REQUIRED TASK: Look for the string "depend" in every line, and copy each line that has it.

(Items listed in a dataset)
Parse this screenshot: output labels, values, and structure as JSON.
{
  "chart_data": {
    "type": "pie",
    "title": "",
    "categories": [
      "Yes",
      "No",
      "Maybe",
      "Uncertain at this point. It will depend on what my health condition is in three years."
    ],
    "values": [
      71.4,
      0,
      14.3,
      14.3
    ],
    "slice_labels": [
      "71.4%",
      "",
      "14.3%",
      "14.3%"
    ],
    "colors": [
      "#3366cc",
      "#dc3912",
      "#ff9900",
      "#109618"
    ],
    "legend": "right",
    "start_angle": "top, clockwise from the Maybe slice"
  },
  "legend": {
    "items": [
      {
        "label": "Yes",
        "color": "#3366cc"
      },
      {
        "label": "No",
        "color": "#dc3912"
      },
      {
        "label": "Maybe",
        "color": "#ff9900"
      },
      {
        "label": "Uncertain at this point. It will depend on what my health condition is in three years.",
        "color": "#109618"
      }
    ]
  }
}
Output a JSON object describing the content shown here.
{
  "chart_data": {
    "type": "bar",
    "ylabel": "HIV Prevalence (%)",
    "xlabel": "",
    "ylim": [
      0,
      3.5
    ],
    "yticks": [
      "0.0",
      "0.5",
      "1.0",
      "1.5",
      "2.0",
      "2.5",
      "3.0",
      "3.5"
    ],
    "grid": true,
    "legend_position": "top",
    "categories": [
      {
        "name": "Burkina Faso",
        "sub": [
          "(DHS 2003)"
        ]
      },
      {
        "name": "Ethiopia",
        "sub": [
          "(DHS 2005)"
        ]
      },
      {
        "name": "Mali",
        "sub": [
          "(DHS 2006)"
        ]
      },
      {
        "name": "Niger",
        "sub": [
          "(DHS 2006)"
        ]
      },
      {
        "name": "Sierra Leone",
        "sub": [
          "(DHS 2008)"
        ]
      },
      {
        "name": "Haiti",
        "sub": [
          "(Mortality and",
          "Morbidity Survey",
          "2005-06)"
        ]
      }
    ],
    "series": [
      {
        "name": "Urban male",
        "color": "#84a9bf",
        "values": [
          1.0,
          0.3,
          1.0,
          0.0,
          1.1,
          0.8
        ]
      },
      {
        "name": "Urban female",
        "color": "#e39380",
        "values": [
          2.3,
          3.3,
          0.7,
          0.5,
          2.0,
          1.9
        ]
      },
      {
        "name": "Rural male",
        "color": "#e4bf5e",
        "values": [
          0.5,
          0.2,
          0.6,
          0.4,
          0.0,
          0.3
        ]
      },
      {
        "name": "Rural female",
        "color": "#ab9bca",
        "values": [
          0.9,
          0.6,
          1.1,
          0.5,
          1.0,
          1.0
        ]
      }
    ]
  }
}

TASK RESULT:
      "Uncertain at this point. It will depend on what my health condition is in three years."
        "label": "Uncertain at this point. It will depend on what my health condition is in three years.",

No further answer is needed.